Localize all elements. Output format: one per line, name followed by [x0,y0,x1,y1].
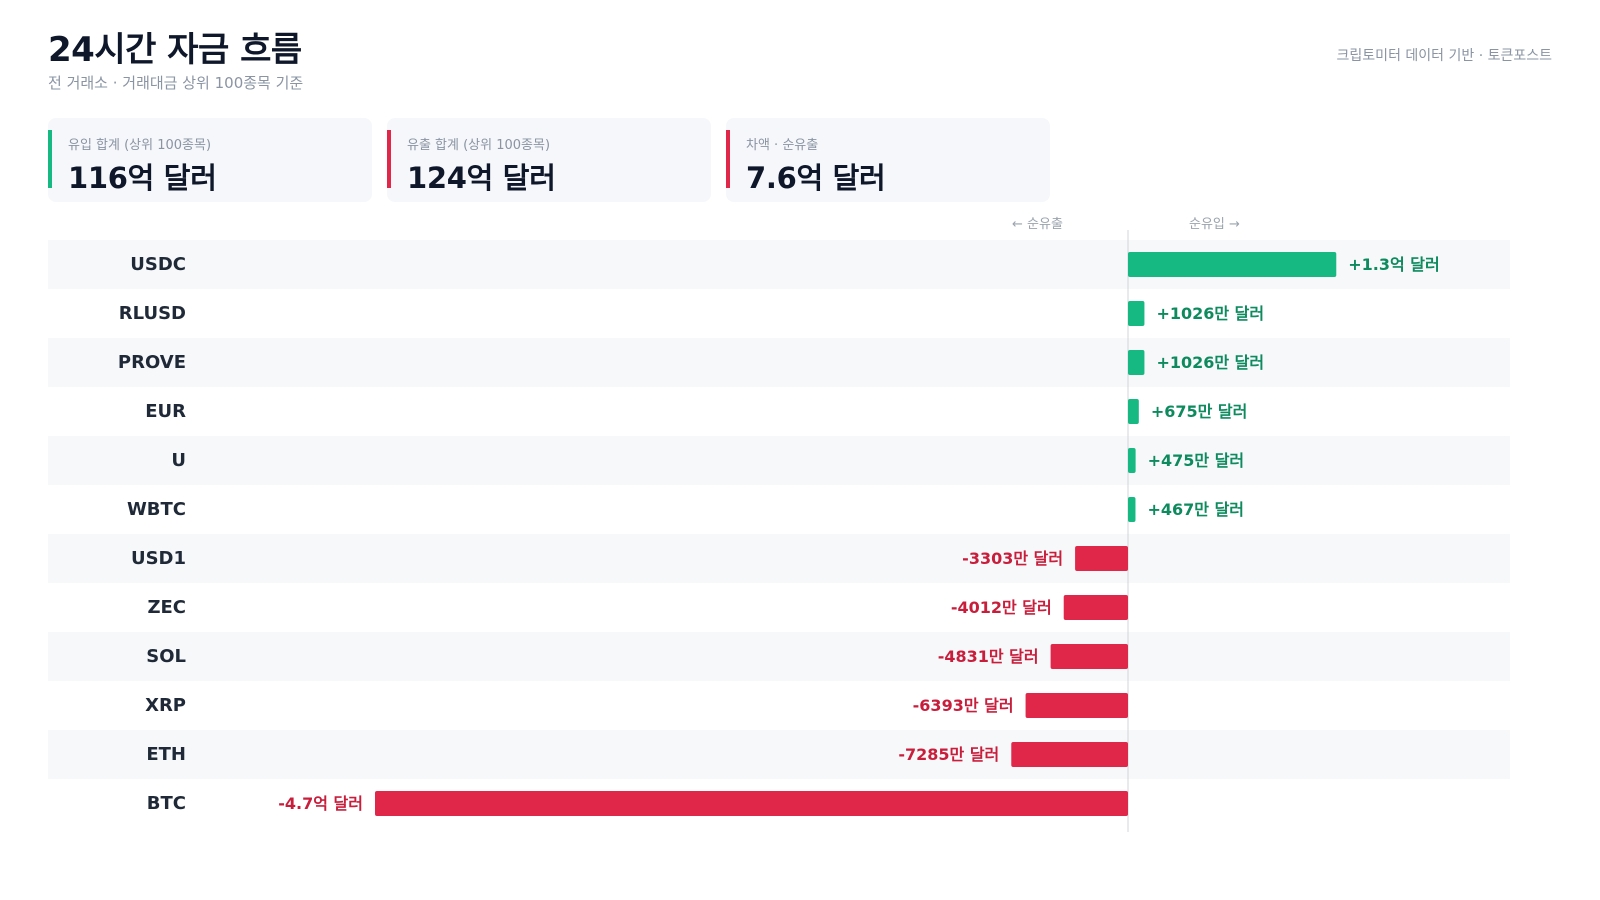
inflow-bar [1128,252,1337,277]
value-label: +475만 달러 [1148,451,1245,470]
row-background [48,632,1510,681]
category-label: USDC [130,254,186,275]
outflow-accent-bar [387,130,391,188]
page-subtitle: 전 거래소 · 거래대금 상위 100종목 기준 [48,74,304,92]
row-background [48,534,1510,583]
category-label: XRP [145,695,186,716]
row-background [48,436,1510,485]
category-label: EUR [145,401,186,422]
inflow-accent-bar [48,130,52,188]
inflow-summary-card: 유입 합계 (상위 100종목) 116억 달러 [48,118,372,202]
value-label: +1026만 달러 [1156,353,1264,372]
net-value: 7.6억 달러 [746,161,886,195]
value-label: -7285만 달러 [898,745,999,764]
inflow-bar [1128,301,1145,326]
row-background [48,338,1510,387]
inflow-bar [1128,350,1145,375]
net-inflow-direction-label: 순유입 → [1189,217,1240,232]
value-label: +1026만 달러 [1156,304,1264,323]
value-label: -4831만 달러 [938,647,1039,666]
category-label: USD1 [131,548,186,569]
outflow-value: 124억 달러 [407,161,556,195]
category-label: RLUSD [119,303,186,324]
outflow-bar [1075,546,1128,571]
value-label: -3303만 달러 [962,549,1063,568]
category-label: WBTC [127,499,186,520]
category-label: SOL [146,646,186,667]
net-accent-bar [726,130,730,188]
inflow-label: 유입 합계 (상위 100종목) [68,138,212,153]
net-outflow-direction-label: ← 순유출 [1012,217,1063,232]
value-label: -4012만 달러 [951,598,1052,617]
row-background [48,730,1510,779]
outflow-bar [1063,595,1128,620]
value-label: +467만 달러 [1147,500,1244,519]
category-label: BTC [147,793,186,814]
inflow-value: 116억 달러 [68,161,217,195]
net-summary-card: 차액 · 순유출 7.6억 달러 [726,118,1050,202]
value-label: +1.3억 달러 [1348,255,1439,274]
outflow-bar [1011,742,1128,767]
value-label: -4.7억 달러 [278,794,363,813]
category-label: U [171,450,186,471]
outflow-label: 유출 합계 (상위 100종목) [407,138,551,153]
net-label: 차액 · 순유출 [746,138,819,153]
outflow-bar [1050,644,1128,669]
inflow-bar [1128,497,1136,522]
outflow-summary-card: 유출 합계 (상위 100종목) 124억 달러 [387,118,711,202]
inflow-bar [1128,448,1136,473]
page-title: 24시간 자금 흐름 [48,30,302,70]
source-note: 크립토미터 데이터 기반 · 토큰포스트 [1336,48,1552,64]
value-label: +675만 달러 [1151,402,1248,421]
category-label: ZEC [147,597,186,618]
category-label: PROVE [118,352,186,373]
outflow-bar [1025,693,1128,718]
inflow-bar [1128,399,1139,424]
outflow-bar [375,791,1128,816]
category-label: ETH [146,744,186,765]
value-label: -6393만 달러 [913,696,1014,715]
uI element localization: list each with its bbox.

______________________________

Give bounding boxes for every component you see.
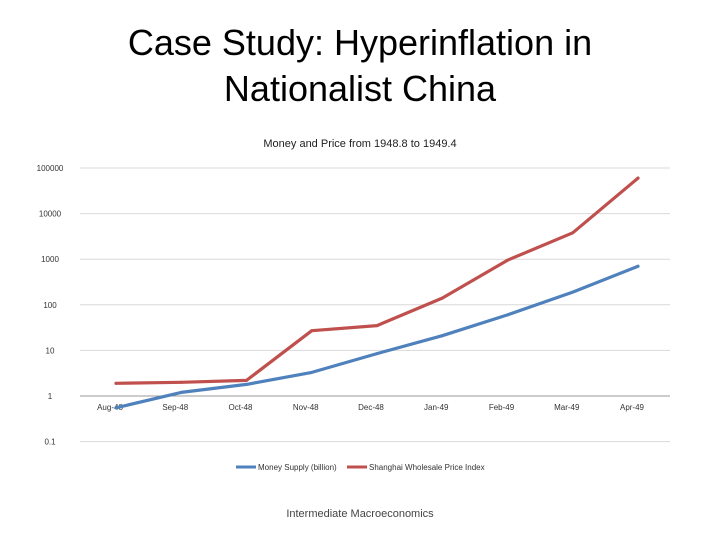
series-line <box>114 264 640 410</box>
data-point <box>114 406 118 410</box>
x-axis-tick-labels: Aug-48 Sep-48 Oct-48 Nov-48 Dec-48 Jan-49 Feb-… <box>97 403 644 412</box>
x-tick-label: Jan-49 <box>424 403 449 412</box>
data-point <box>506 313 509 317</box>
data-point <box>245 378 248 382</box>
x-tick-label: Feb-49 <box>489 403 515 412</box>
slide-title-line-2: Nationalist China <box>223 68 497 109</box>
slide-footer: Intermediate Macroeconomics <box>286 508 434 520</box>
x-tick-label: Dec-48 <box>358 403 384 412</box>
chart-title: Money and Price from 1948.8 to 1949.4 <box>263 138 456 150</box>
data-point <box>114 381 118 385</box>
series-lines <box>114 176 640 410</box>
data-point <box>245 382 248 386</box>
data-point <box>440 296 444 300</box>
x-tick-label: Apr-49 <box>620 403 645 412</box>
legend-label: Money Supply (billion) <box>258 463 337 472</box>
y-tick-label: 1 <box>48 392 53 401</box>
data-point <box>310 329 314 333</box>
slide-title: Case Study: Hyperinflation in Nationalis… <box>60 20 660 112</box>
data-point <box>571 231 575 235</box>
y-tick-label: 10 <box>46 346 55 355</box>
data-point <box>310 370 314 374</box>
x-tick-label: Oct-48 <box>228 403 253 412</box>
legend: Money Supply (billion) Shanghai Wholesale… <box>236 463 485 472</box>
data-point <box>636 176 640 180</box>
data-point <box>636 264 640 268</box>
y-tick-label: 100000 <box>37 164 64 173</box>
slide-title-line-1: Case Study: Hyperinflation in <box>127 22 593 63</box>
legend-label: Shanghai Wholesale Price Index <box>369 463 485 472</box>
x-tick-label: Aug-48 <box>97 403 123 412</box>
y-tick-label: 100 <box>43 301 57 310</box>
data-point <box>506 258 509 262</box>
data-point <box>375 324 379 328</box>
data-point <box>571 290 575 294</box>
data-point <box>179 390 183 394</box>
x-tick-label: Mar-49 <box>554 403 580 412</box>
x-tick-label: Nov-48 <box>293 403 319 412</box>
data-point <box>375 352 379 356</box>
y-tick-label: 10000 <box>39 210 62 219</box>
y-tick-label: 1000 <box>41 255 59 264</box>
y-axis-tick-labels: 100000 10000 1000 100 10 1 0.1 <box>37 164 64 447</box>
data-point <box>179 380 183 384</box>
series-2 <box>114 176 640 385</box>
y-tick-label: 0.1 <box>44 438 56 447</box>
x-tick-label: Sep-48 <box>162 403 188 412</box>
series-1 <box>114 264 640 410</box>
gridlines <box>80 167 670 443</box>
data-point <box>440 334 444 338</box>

______________________________

▸ The task: Rewrite the records, starting at the line that contains "inflow-bar [1128,252,1337,277]" and ending after the line that contains "inflow-bar [1128,350,1145,375]". Replace "row-background" with "row-band" and leave everything else unchanged.

▸ Written answer:
inflow-bar [1128,252,1337,277]
value-label: +475만 달러 [1148,451,1245,470]
row-band [48,632,1510,681]
category-label: USDC [130,254,186,275]
outflow-accent-bar [387,130,391,188]
page-subtitle: 전 거래소 · 거래대금 상위 100종목 기준 [48,74,304,92]
row-band [48,534,1510,583]
category-label: XRP [145,695,186,716]
row-band [48,436,1510,485]
category-label: EUR [145,401,186,422]
inflow-accent-bar [48,130,52,188]
inflow-summary-card: 유입 합계 (상위 100종목) 116억 달러 [48,118,372,202]
value-label: +1026만 달러 [1156,353,1264,372]
net-value: 7.6억 달러 [746,161,886,195]
value-label: -7285만 달러 [898,745,999,764]
inflow-bar [1128,301,1145,326]
row-band [48,338,1510,387]
inflow-bar [1128,350,1145,375]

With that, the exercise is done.